begin Data in this exercise
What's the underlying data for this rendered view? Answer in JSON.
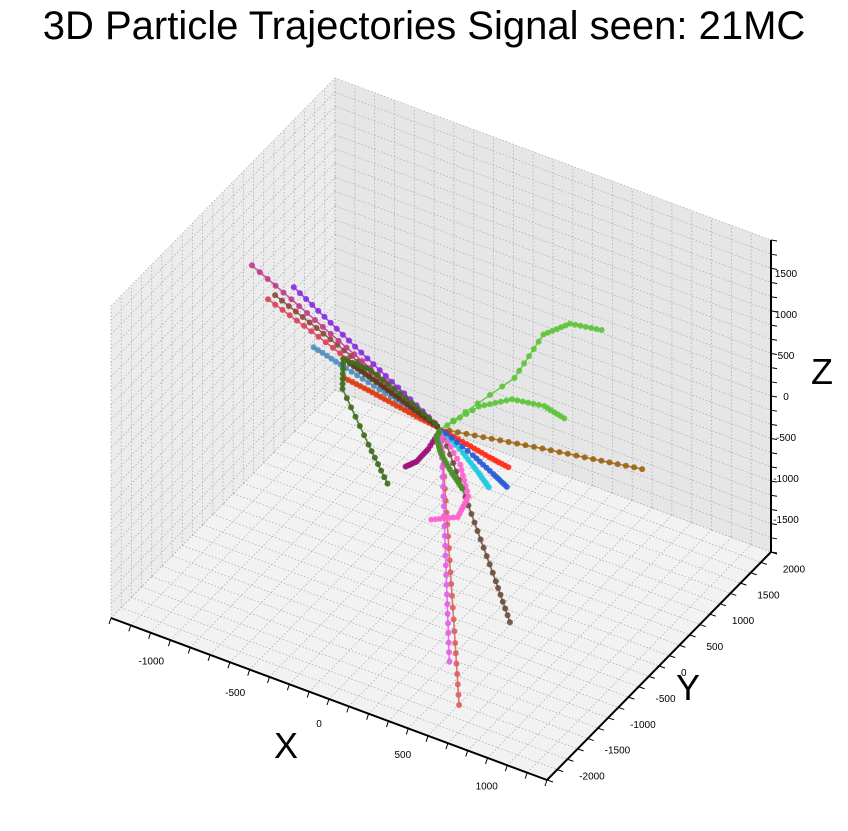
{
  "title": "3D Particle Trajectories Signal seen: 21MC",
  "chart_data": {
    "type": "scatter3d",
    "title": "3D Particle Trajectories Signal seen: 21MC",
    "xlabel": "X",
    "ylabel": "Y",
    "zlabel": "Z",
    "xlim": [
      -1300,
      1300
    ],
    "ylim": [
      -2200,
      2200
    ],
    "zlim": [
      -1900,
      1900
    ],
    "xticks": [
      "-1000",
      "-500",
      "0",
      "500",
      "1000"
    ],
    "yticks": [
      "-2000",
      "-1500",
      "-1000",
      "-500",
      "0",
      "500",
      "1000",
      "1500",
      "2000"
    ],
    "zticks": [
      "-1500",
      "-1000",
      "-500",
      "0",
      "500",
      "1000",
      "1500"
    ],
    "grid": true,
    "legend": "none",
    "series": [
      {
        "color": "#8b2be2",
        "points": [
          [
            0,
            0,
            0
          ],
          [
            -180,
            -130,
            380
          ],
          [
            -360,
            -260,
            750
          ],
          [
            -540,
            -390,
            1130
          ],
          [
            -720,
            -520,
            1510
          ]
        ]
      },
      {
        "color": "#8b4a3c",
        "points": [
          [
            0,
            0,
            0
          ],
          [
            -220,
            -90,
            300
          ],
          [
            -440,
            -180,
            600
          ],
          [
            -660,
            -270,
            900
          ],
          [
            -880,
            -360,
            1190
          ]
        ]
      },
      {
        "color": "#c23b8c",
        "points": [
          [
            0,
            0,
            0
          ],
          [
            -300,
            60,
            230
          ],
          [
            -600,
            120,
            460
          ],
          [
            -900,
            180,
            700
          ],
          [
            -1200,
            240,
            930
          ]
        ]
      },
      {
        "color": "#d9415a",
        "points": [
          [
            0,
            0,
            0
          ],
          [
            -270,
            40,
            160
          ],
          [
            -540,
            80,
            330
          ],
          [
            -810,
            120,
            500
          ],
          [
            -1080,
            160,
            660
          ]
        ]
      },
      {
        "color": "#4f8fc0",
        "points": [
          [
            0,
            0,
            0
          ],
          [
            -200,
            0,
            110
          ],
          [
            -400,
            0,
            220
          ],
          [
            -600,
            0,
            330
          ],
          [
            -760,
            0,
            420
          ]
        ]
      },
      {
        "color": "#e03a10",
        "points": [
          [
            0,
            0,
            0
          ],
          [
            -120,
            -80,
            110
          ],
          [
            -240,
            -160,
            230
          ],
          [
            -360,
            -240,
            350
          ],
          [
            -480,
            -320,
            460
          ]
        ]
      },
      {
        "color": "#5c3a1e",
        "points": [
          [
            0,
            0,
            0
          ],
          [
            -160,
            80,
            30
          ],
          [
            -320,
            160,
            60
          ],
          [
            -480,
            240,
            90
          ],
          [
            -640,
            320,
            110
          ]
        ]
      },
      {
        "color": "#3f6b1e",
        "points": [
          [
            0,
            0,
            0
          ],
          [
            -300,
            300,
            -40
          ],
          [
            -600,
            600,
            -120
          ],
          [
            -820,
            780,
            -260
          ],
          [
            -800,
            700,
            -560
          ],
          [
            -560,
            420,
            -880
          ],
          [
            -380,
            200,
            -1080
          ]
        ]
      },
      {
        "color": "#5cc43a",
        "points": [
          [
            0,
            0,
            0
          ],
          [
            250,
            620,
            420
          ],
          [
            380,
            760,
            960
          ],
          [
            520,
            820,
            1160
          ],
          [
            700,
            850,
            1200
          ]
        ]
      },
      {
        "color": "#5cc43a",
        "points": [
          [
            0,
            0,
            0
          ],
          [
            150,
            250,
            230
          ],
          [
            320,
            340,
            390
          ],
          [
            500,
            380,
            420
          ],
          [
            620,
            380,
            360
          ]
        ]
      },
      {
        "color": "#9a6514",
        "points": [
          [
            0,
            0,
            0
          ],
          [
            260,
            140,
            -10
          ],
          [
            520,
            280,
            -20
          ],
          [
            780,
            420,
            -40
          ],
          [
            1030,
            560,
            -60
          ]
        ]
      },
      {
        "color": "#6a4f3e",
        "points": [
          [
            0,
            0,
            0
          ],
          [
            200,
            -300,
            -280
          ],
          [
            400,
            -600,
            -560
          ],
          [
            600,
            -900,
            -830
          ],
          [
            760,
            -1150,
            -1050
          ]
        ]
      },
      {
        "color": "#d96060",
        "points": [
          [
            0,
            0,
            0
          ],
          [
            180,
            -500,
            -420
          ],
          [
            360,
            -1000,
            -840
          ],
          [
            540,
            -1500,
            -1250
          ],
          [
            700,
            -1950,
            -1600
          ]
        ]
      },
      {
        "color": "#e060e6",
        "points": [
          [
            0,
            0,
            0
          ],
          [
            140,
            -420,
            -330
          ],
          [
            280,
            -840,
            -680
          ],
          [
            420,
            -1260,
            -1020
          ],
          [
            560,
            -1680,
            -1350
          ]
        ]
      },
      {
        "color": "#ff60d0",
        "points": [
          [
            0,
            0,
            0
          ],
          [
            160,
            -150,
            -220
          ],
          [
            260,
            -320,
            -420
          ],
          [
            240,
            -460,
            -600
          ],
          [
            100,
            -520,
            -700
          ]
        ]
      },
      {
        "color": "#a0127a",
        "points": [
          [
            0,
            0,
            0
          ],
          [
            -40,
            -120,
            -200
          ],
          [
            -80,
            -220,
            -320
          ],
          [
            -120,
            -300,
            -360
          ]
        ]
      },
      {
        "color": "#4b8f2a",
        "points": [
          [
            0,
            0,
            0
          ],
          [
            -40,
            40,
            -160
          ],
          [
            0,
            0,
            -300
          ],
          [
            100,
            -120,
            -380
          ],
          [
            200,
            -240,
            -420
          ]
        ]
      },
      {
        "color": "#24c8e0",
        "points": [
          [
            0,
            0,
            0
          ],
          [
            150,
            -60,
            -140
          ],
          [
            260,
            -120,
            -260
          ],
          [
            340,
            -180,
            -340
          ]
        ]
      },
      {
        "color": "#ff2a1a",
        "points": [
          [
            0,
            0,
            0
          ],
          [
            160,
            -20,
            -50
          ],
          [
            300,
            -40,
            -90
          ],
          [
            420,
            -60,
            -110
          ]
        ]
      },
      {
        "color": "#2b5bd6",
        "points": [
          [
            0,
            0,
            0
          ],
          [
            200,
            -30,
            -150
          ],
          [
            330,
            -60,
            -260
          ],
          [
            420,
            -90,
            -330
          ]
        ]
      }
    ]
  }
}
end Data in this exercise
◆ Brief ◆
Examine the data above and state how many of its lines contain the word "seen", with no further remarks.

◆ Exercise solution ◆
2